# Written task:
The entries below need to be written out exactly, with no pictures included.

········

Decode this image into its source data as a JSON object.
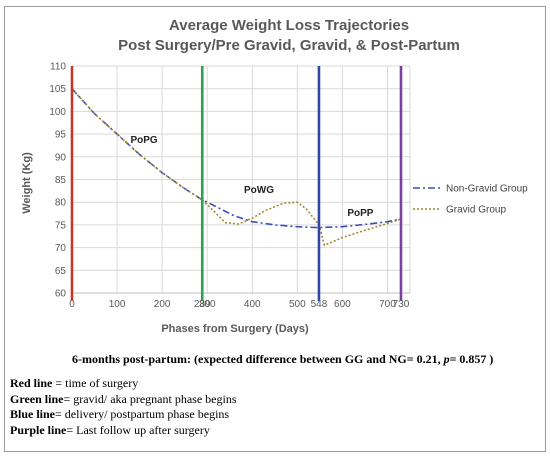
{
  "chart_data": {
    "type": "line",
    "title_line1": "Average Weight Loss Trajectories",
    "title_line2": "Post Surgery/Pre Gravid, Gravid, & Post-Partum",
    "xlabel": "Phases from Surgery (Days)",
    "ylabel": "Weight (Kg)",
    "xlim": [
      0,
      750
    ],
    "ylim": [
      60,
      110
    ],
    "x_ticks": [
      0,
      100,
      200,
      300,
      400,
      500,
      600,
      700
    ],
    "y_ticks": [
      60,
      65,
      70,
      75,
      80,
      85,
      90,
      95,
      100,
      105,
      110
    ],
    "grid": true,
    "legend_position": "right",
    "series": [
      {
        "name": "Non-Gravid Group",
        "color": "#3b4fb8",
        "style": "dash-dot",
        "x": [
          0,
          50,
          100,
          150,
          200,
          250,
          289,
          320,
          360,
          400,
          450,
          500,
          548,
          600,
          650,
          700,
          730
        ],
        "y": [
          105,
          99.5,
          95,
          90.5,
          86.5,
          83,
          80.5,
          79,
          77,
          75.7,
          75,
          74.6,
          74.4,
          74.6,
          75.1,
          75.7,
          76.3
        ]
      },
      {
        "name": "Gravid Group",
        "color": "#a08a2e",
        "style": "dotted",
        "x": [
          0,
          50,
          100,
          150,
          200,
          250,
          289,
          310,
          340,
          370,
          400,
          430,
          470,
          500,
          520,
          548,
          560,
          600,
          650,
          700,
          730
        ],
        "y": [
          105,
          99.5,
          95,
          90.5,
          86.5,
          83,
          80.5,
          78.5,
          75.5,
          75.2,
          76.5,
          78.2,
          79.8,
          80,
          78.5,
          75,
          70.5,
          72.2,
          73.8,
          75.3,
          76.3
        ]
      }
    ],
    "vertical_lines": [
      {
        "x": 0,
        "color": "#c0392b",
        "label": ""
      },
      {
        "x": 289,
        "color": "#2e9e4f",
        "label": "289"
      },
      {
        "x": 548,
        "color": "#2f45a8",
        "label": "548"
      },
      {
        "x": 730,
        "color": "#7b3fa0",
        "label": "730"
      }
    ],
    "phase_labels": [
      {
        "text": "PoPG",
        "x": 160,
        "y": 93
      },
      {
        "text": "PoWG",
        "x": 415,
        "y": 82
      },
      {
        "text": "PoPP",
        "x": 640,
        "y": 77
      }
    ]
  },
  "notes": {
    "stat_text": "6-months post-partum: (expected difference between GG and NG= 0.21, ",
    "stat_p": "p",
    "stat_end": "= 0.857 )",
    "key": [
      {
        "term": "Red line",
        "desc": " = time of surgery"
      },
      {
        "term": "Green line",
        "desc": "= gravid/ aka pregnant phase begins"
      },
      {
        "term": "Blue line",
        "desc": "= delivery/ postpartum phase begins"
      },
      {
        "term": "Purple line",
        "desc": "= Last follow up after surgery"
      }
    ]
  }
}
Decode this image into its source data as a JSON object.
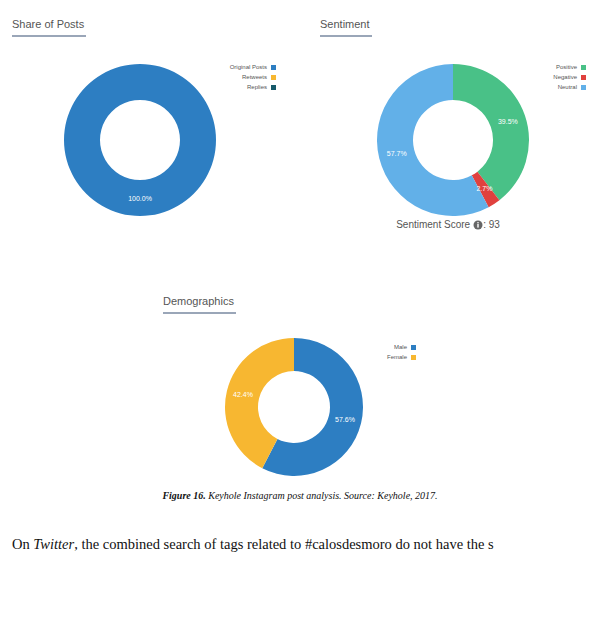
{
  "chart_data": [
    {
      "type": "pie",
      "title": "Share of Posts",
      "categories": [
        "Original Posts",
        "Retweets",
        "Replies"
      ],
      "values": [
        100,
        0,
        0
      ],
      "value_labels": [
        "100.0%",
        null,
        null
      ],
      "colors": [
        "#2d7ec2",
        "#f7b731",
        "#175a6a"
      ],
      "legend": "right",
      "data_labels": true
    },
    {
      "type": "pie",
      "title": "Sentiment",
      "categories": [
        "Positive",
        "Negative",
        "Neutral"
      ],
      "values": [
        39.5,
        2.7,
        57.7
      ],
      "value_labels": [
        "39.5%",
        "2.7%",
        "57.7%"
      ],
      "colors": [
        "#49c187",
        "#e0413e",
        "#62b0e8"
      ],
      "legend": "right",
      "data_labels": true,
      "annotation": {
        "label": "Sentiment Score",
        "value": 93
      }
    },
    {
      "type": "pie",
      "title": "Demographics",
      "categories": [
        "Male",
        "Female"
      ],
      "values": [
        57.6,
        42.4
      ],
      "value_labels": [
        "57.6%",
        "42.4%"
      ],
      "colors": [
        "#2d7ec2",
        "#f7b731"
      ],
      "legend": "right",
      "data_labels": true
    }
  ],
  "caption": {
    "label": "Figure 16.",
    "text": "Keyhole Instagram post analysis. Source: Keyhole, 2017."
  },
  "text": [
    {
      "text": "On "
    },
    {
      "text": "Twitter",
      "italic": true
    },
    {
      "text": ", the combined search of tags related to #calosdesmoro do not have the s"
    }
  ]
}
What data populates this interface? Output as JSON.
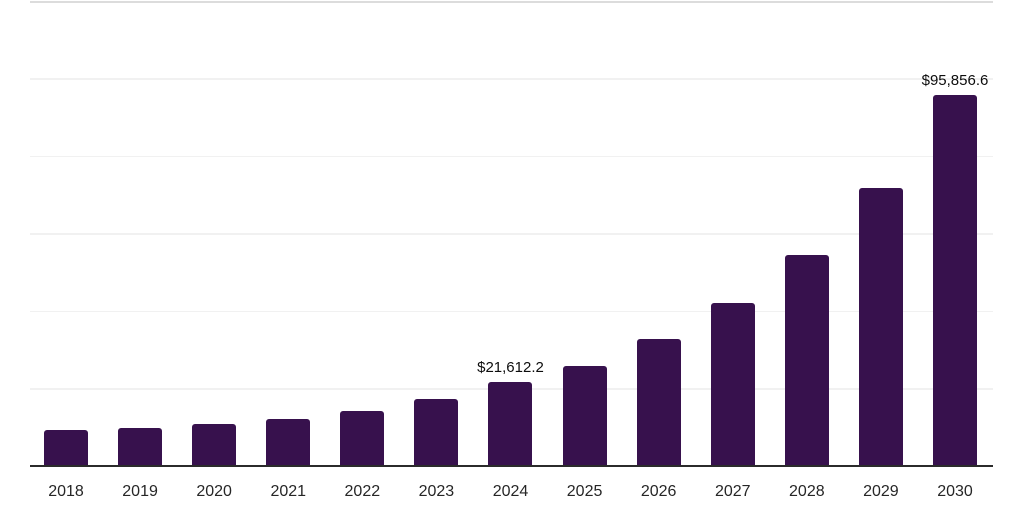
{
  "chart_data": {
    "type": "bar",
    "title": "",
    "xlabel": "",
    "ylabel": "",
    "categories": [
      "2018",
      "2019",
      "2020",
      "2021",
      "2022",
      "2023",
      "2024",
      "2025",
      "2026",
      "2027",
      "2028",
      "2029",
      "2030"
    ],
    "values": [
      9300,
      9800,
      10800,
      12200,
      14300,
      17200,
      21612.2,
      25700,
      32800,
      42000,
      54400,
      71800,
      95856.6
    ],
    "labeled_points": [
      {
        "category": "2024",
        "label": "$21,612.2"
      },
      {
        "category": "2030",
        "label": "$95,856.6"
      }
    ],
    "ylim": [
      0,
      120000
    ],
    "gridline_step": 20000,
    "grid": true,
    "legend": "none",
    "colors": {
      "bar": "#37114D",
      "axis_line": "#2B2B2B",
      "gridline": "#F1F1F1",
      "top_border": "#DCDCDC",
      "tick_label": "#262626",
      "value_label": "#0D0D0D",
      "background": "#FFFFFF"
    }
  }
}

········

# Output for this task:
Decode this image into its source data as a JSON object.
{
  "chart_data": {
    "type": "line",
    "title_line1": "Average Weight Loss Trajectories",
    "title_line2": "Post Surgery/Pre Gravid, Gravid, & Post-Partum",
    "xlabel": "Phases from Surgery (Days)",
    "ylabel": "Weight (Kg)",
    "xlim": [
      0,
      750
    ],
    "ylim": [
      60,
      110
    ],
    "x_ticks": [
      0,
      100,
      200,
      300,
      400,
      500,
      600,
      700
    ],
    "y_ticks": [
      60,
      65,
      70,
      75,
      80,
      85,
      90,
      95,
      100,
      105,
      110
    ],
    "grid": true,
    "legend_position": "right",
    "series": [
      {
        "name": "Non-Gravid Group",
        "color": "#3b4fb8",
        "style": "dash-dot",
        "x": [
          0,
          50,
          100,
          150,
          200,
          250,
          289,
          320,
          360,
          400,
          450,
          500,
          548,
          600,
          650,
          700,
          730
        ],
        "y": [
          105,
          99.5,
          95,
          90.5,
          86.5,
          83,
          80.5,
          79,
          77,
          75.7,
          75,
          74.6,
          74.4,
          74.6,
          75.1,
          75.7,
          76.3
        ]
      },
      {
        "name": "Gravid Group",
        "color": "#a08a2e",
        "style": "dotted",
        "x": [
          0,
          50,
          100,
          150,
          200,
          250,
          289,
          310,
          340,
          370,
          400,
          430,
          470,
          500,
          520,
          548,
          560,
          600,
          650,
          700,
          730
        ],
        "y": [
          105,
          99.5,
          95,
          90.5,
          86.5,
          83,
          80.5,
          78.5,
          75.5,
          75.2,
          76.5,
          78.2,
          79.8,
          80,
          78.5,
          75,
          70.5,
          72.2,
          73.8,
          75.3,
          76.3
        ]
      }
    ],
    "vertical_lines": [
      {
        "x": 0,
        "color": "#c0392b",
        "label": ""
      },
      {
        "x": 289,
        "color": "#2e9e4f",
        "label": "289"
      },
      {
        "x": 548,
        "color": "#2f45a8",
        "label": "548"
      },
      {
        "x": 730,
        "color": "#7b3fa0",
        "label": "730"
      }
    ],
    "phase_labels": [
      {
        "text": "PoPG",
        "x": 160,
        "y": 93
      },
      {
        "text": "PoWG",
        "x": 415,
        "y": 82
      },
      {
        "text": "PoPP",
        "x": 640,
        "y": 77
      }
    ]
  },
  "notes": {
    "stat_text": "6-months post-partum: (expected difference between GG and NG= 0.21, ",
    "stat_p": "p",
    "stat_end": "= 0.857 )",
    "key": [
      {
        "term": "Red line",
        "desc": " = time of surgery"
      },
      {
        "term": "Green line",
        "desc": "= gravid/ aka pregnant phase begins"
      },
      {
        "term": "Blue line",
        "desc": "= delivery/ postpartum phase begins"
      },
      {
        "term": "Purple line",
        "desc": "= Last follow up after surgery"
      }
    ]
  }
}
Decode this image into its source data as a JSON object.
{
  "chart_data": [
    {
      "type": "pie",
      "title": "Share of Posts",
      "categories": [
        "Original Posts",
        "Retweets",
        "Replies"
      ],
      "values": [
        100,
        0,
        0
      ],
      "value_labels": [
        "100.0%",
        null,
        null
      ],
      "colors": [
        "#2d7ec2",
        "#f7b731",
        "#175a6a"
      ],
      "legend": "right",
      "data_labels": true
    },
    {
      "type": "pie",
      "title": "Sentiment",
      "categories": [
        "Positive",
        "Negative",
        "Neutral"
      ],
      "values": [
        39.5,
        2.7,
        57.7
      ],
      "value_labels": [
        "39.5%",
        "2.7%",
        "57.7%"
      ],
      "colors": [
        "#49c187",
        "#e0413e",
        "#62b0e8"
      ],
      "legend": "right",
      "data_labels": true,
      "annotation": {
        "label": "Sentiment Score",
        "value": 93
      }
    },
    {
      "type": "pie",
      "title": "Demographics",
      "categories": [
        "Male",
        "Female"
      ],
      "values": [
        57.6,
        42.4
      ],
      "value_labels": [
        "57.6%",
        "42.4%"
      ],
      "colors": [
        "#2d7ec2",
        "#f7b731"
      ],
      "legend": "right",
      "data_labels": true
    }
  ],
  "caption": {
    "label": "Figure 16.",
    "text": "Keyhole Instagram post analysis. Source: Keyhole, 2017."
  },
  "text": [
    {
      "text": "On "
    },
    {
      "text": "Twitter",
      "italic": true
    },
    {
      "text": ", the combined search of tags related to #calosdesmoro do not have the s"
    }
  ]
}
What data populates this interface? Output as JSON.
{
  "chart_data": {
    "type": "bar",
    "title": "",
    "xlabel": "",
    "ylabel": "",
    "categories": [
      "2018",
      "2019",
      "2020",
      "2021",
      "2022",
      "2023",
      "2024",
      "2025",
      "2026",
      "2027",
      "2028",
      "2029",
      "2030"
    ],
    "values": [
      9300,
      9800,
      10800,
      12200,
      14300,
      17200,
      21612.2,
      25700,
      32800,
      42000,
      54400,
      71800,
      95856.6
    ],
    "labeled_points": [
      {
        "category": "2024",
        "label": "$21,612.2"
      },
      {
        "category": "2030",
        "label": "$95,856.6"
      }
    ],
    "ylim": [
      0,
      120000
    ],
    "gridline_step": 20000,
    "grid": true,
    "legend": "none",
    "colors": {
      "bar": "#37114D",
      "axis_line": "#2B2B2B",
      "gridline": "#F1F1F1",
      "top_border": "#DCDCDC",
      "tick_label": "#262626",
      "value_label": "#0D0D0D",
      "background": "#FFFFFF"
    }
  }
}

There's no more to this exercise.